**Goal:** Reproduce the data verbatim, beginning at the line that contains "List all visible" and stopping after the line that contains "device-name: BG-D-BCARBONO01 (347, 62, 468, 76)".

## start Information given

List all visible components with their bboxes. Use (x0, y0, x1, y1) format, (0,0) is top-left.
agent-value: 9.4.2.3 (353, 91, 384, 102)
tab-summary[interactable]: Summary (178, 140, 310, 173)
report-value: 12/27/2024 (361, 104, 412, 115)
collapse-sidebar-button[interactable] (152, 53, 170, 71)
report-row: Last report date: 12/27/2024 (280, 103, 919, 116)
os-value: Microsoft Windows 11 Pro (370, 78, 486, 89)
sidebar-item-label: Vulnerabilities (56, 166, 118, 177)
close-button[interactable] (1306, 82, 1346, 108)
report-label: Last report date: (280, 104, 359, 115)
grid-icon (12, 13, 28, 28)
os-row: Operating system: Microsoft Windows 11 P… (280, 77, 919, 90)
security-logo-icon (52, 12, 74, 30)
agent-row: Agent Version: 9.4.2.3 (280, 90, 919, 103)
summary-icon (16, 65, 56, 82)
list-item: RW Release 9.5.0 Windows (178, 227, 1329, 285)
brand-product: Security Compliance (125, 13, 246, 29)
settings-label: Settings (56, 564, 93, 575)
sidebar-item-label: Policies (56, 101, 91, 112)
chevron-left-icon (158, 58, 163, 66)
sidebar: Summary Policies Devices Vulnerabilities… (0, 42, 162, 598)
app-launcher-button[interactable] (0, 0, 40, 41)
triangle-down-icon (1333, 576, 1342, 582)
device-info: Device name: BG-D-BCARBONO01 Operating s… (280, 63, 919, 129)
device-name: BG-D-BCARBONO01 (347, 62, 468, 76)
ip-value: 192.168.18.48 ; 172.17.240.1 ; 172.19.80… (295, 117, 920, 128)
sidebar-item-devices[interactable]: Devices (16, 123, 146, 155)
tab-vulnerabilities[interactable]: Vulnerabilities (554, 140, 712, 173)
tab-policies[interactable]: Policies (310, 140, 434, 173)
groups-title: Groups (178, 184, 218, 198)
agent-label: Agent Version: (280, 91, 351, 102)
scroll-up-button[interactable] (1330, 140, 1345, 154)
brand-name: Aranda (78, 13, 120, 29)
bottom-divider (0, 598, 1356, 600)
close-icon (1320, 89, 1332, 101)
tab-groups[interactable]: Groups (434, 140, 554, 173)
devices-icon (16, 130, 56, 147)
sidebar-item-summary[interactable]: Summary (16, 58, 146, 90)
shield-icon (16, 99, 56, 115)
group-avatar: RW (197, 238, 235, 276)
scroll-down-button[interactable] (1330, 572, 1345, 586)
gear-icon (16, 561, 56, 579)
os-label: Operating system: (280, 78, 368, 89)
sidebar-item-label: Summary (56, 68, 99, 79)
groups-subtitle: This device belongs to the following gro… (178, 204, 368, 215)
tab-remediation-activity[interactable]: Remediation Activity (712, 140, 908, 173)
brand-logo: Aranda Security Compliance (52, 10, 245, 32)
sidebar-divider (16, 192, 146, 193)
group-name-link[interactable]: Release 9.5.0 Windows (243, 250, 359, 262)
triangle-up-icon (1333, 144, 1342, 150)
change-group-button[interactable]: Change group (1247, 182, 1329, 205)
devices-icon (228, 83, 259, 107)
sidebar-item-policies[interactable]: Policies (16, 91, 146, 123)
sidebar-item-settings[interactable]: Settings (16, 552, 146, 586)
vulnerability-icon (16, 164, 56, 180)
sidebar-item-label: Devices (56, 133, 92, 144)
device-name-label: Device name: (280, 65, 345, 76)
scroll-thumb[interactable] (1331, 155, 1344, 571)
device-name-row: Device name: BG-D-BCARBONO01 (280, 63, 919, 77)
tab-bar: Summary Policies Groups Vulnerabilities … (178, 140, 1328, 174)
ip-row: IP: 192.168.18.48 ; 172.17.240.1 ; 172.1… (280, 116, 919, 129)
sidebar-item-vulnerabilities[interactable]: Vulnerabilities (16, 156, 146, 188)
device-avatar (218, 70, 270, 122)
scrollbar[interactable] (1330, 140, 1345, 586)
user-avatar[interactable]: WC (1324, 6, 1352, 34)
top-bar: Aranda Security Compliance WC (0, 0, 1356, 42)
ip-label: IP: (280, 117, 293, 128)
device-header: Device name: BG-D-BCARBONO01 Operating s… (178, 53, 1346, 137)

## end Information given
## start Information given

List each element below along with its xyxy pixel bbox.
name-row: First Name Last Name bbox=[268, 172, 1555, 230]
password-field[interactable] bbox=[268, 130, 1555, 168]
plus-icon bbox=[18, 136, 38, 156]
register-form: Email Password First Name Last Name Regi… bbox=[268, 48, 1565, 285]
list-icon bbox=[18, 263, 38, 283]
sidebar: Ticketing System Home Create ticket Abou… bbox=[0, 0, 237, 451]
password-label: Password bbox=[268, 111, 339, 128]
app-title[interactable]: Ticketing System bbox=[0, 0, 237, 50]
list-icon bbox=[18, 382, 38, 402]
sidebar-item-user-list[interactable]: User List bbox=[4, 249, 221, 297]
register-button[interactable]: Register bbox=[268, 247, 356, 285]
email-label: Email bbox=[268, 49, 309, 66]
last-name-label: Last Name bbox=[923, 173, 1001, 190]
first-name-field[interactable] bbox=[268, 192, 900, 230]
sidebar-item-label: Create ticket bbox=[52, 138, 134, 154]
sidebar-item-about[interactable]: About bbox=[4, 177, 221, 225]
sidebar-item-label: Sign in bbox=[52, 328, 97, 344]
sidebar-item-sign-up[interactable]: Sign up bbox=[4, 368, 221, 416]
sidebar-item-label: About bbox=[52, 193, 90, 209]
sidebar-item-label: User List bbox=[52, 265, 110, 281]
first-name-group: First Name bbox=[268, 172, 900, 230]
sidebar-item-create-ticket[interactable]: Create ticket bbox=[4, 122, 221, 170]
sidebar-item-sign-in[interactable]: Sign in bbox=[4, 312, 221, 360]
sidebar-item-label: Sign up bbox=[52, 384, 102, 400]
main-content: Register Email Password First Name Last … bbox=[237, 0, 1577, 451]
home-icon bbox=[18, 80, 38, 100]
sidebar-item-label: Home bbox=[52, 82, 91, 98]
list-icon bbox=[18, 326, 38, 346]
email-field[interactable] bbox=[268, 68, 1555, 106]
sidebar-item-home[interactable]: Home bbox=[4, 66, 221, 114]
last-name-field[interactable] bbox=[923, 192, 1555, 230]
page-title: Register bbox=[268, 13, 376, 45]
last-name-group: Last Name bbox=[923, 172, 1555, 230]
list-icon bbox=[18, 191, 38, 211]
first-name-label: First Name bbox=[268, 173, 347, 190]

## end Information given
## start Information given

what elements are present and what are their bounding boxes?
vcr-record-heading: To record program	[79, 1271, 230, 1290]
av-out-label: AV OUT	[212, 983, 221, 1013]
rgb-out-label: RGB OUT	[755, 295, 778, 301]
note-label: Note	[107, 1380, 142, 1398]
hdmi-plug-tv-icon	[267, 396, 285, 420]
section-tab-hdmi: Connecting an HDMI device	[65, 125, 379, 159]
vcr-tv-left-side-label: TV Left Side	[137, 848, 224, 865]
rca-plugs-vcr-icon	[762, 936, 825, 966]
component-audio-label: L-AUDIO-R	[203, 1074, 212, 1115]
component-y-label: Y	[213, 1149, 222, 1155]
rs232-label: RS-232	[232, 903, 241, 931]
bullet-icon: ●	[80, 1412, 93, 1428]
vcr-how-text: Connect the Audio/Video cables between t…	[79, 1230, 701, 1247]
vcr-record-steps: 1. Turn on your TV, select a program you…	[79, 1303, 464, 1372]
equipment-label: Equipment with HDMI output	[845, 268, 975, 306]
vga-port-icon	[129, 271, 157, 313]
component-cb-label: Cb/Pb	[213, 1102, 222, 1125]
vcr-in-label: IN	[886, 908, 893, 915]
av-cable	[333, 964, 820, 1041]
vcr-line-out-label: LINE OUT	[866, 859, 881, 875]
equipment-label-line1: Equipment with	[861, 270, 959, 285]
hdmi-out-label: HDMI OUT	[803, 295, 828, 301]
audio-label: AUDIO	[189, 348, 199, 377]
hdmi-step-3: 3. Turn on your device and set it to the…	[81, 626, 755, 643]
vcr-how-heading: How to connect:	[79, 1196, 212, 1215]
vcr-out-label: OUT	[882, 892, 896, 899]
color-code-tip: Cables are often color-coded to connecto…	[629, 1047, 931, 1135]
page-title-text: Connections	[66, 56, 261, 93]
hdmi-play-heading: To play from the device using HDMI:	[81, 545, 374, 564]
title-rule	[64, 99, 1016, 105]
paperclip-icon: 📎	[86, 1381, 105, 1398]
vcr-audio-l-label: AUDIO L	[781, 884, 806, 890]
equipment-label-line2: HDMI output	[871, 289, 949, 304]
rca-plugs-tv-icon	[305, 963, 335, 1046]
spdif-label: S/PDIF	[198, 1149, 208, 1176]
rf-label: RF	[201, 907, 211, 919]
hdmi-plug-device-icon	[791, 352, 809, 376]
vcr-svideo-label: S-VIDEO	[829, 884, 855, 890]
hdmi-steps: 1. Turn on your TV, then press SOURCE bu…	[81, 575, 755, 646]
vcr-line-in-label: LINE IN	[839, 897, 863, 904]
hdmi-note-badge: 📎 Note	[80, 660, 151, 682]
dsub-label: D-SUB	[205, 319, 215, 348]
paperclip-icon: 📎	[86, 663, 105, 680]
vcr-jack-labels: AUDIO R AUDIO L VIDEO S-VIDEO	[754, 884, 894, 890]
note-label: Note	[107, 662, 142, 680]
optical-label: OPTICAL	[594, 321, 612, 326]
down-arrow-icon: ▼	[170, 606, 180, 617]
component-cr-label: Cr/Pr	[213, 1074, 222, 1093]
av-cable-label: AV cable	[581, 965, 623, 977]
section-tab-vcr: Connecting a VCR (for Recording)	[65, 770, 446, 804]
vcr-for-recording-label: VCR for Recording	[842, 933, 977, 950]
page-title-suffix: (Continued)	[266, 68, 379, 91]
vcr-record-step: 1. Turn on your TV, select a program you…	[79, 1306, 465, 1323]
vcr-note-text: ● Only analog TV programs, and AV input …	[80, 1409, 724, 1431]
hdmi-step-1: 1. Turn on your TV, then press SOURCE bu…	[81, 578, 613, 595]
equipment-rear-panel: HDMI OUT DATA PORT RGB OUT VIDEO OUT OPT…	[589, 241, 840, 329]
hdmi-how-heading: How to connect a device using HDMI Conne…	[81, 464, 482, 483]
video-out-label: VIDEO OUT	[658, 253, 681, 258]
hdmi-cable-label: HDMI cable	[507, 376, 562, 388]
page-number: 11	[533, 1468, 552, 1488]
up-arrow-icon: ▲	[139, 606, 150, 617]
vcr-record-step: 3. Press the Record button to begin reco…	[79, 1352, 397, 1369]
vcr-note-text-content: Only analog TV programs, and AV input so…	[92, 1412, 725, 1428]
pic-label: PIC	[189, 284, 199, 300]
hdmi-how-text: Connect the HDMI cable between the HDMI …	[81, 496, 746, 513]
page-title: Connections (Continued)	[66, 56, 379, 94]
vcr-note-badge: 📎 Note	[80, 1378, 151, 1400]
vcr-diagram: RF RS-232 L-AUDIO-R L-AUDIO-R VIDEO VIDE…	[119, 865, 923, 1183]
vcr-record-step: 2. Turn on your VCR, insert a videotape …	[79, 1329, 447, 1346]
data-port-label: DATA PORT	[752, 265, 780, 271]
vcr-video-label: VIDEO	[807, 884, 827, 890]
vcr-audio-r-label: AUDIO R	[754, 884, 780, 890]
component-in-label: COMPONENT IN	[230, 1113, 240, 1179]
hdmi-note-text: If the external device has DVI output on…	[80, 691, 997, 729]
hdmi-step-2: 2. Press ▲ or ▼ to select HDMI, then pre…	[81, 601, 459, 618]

## end Information given

**Exercise result:**
List all visible components with their bboxes. Use (x0, y0, x1, y1) format, (0,0) is top-left.
agent-value: 9.4.2.3 (353, 91, 384, 102)
tab-summary[interactable]: Summary (178, 140, 310, 173)
report-value: 12/27/2024 (361, 104, 412, 115)
collapse-sidebar-button[interactable] (152, 53, 170, 71)
report-row: Last report date: 12/27/2024 (280, 103, 919, 116)
os-value: Microsoft Windows 11 Pro (370, 78, 486, 89)
sidebar-item-label: Vulnerabilities (56, 166, 118, 177)
close-button[interactable] (1306, 82, 1346, 108)
report-label: Last report date: (280, 104, 359, 115)
grid-icon (12, 13, 28, 28)
os-row: Operating system: Microsoft Windows 11 P… (280, 77, 919, 90)
security-logo-icon (52, 12, 74, 30)
agent-row: Agent Version: 9.4.2.3 (280, 90, 919, 103)
summary-icon (16, 65, 56, 82)
list-item: RW Release 9.5.0 Windows (178, 227, 1329, 285)
brand-product: Security Compliance (125, 13, 246, 29)
settings-label: Settings (56, 564, 93, 575)
sidebar-item-label: Policies (56, 101, 91, 112)
chevron-left-icon (158, 58, 163, 66)
sidebar: Summary Policies Devices Vulnerabilities… (0, 42, 162, 598)
app-launcher-button[interactable] (0, 0, 40, 41)
triangle-down-icon (1333, 576, 1342, 582)
device-info: Device name: BG-D-BCARBONO01 Operating s… (280, 63, 919, 129)
device-name: BG-D-BCARBONO01 (347, 62, 468, 76)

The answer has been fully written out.